BEGIN DATASET ROWS
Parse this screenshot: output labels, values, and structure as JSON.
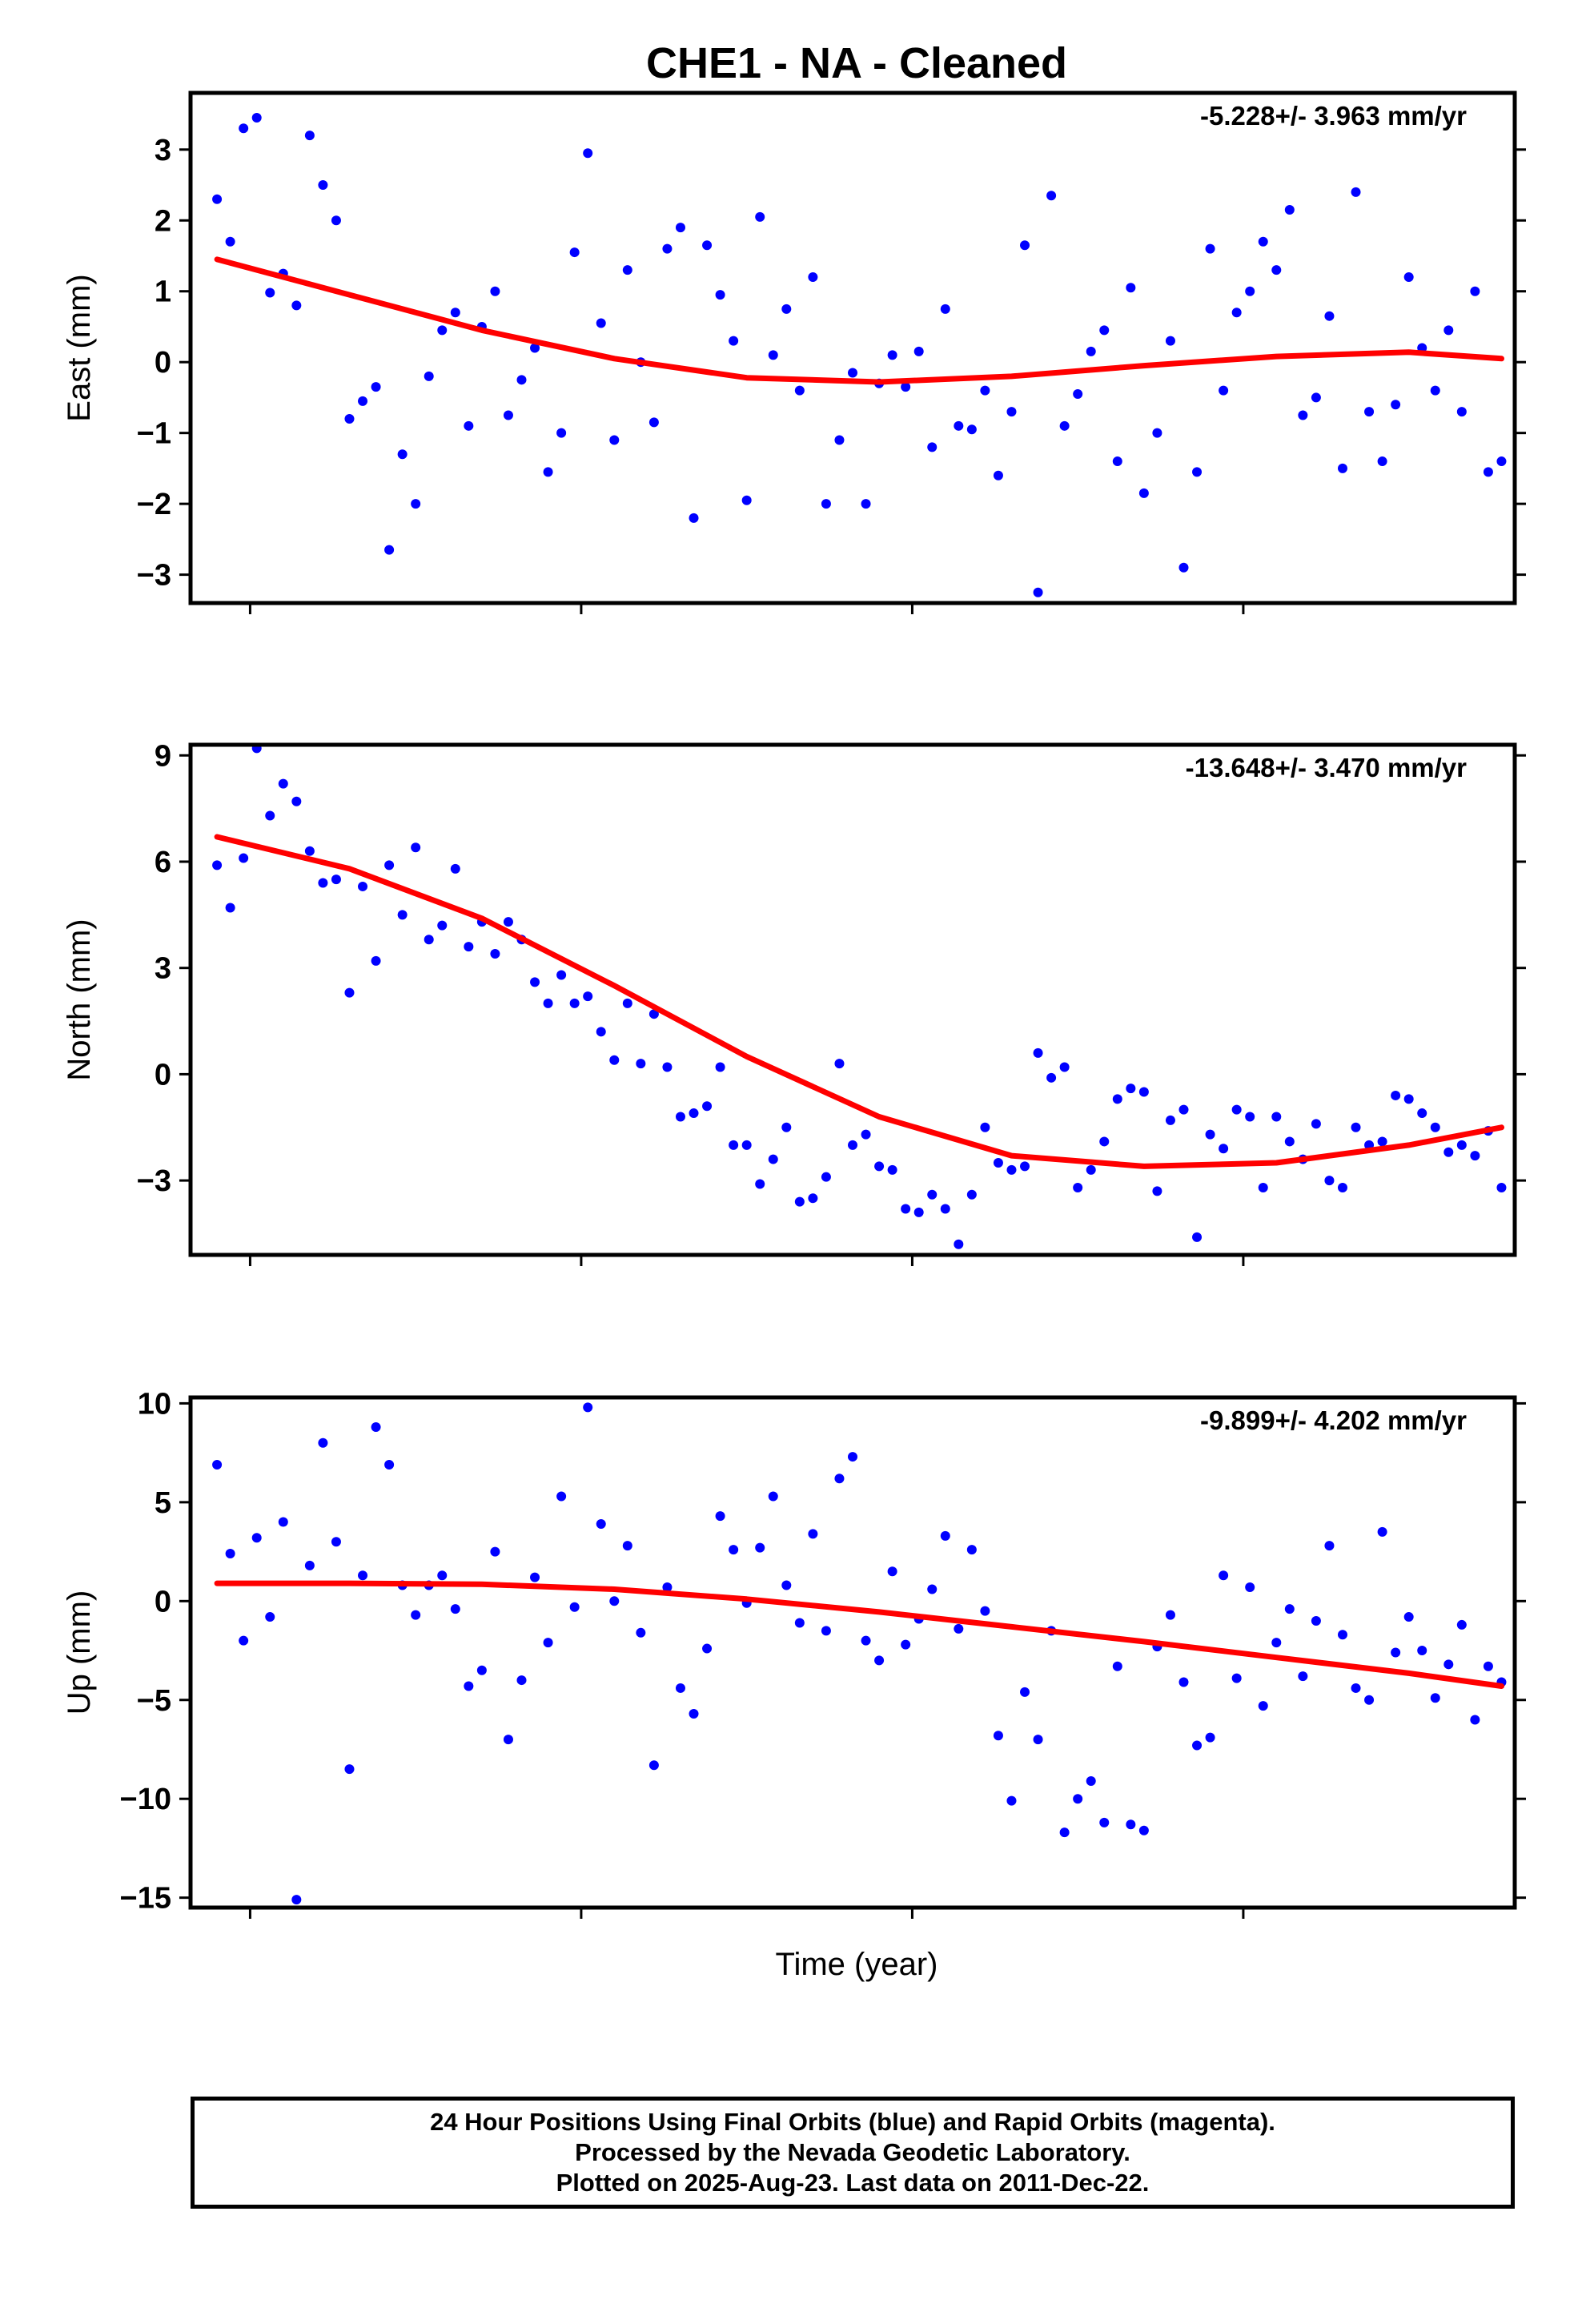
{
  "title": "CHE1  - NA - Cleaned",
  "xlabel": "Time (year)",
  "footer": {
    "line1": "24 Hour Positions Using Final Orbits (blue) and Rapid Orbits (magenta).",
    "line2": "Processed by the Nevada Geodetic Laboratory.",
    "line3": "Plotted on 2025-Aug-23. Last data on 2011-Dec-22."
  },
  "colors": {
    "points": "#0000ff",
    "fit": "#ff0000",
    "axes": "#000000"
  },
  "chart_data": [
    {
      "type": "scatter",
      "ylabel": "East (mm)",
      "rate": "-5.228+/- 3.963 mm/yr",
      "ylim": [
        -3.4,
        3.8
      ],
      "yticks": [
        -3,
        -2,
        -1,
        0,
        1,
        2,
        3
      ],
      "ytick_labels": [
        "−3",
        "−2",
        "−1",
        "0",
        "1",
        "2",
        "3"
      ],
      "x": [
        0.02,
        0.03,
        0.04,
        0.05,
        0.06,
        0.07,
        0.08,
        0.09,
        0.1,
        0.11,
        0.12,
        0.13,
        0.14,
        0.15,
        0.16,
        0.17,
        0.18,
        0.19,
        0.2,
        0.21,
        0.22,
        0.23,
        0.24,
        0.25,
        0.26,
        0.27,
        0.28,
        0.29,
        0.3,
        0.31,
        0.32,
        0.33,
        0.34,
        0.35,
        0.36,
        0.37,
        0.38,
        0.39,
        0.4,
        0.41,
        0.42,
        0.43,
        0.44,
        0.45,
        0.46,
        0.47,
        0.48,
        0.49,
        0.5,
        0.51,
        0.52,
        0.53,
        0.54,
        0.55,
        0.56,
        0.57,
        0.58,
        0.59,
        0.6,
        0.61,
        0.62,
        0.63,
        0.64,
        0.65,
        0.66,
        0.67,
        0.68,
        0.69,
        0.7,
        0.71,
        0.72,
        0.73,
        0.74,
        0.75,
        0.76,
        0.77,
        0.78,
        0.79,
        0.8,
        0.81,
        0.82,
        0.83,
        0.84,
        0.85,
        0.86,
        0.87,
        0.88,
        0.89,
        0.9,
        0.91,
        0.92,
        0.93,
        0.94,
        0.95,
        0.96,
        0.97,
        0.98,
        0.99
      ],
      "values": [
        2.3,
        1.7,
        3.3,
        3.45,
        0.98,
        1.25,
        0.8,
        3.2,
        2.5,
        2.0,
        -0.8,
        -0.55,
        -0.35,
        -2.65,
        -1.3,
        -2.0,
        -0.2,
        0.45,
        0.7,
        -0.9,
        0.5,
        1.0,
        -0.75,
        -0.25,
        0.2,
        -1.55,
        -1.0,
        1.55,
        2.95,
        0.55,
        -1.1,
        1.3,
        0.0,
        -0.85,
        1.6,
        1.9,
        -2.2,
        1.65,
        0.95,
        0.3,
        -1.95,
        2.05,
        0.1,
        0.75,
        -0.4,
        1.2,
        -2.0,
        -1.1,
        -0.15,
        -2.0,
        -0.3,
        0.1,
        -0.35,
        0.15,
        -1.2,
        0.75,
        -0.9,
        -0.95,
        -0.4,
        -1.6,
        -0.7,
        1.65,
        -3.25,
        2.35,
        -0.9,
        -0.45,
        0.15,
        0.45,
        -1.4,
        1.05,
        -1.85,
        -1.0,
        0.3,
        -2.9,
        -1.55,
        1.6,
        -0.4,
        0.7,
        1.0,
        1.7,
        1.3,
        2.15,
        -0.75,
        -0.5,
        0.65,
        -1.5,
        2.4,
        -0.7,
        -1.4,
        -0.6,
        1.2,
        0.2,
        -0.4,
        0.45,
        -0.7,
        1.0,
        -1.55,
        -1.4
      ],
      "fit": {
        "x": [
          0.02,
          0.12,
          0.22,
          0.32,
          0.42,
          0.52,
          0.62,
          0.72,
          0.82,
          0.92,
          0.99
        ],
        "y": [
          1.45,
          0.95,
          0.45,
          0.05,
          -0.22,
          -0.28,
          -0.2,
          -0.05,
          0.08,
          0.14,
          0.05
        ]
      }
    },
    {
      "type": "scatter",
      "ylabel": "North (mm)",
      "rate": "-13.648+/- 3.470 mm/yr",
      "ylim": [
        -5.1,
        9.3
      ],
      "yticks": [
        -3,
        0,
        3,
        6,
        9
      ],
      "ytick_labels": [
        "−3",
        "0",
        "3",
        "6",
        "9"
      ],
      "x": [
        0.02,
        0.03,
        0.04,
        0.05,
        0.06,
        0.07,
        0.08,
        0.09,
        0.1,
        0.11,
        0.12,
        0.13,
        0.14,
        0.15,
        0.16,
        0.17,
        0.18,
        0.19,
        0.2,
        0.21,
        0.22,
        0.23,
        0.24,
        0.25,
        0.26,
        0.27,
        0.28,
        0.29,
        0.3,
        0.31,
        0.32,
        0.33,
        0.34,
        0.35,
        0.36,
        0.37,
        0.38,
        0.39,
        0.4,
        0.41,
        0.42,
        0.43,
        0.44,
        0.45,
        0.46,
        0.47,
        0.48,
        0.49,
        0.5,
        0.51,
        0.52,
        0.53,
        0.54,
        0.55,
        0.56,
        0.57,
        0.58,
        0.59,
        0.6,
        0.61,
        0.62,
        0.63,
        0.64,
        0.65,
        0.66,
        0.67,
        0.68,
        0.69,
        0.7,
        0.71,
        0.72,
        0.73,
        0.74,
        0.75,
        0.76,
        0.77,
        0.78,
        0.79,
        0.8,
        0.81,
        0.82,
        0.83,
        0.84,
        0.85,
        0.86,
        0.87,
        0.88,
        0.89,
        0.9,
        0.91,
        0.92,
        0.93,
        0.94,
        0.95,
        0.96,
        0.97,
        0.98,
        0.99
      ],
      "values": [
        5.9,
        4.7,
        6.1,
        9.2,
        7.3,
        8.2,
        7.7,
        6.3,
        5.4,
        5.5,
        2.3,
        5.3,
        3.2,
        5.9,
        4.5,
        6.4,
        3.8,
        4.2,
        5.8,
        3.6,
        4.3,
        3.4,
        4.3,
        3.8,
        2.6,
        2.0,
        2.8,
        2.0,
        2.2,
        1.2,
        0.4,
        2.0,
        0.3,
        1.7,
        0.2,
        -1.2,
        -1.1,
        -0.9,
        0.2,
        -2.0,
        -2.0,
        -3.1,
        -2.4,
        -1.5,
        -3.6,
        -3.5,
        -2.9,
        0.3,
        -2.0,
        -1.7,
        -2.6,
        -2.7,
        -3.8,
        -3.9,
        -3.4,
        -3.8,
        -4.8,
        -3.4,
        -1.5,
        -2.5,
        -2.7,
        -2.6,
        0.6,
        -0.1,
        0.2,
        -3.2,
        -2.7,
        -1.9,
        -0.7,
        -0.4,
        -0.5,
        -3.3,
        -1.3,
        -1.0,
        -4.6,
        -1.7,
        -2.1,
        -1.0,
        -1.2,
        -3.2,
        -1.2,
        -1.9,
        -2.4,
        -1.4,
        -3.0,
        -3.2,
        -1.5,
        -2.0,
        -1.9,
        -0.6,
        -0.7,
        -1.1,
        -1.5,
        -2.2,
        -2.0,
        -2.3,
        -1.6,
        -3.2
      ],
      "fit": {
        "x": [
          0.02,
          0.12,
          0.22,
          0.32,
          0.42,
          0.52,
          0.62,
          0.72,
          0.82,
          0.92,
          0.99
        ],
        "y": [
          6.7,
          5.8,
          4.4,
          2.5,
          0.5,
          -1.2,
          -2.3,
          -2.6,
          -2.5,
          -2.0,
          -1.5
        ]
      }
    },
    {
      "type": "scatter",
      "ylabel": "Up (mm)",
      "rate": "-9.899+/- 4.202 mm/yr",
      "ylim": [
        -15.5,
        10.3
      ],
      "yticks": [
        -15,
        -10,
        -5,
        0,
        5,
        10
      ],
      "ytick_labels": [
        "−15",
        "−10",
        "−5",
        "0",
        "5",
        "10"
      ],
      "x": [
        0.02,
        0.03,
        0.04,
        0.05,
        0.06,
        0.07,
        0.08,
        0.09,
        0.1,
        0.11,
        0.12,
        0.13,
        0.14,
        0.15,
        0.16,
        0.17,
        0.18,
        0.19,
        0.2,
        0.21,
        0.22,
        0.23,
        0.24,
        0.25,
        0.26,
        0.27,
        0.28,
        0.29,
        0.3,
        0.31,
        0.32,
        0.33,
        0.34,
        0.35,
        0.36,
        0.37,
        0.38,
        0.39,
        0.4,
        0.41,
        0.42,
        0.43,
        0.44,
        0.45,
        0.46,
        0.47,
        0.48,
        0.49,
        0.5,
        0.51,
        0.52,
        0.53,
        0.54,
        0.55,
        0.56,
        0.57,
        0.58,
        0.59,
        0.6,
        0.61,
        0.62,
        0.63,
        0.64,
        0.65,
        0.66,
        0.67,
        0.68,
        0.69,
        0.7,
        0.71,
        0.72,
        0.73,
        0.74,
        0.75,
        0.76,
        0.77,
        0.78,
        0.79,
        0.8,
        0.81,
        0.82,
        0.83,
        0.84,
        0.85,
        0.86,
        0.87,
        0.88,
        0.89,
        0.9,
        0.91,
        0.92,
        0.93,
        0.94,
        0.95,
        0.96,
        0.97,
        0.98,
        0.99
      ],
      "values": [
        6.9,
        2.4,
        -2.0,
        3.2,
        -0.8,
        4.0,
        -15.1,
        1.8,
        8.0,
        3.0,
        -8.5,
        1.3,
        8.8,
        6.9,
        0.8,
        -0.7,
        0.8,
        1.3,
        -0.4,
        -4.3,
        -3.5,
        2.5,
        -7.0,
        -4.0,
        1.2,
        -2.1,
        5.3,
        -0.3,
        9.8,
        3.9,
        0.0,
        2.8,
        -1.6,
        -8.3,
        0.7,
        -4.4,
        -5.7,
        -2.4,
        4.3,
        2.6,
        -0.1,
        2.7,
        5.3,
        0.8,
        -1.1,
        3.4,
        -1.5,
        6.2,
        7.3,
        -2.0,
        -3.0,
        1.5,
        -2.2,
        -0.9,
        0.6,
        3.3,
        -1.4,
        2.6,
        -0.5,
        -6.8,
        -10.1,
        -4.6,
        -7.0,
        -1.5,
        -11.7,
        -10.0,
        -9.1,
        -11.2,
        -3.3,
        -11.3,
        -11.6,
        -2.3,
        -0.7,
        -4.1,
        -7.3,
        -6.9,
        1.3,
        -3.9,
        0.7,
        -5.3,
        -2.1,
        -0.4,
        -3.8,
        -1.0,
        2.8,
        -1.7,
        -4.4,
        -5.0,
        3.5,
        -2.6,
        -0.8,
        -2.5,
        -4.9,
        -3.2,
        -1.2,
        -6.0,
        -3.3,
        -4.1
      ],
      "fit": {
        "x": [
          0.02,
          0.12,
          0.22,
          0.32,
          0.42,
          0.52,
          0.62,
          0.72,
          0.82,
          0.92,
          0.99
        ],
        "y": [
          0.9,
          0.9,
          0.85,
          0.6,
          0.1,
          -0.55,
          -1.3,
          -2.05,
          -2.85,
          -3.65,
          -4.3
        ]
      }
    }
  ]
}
END DATASET ROWS
- GOAL -
Find each line holding "ylabel". Copy it out.

- OUTPUT BELOW -
      "ylabel": "East (mm)",
      "ylabel": "North (mm)",
      "ylabel": "Up (mm)",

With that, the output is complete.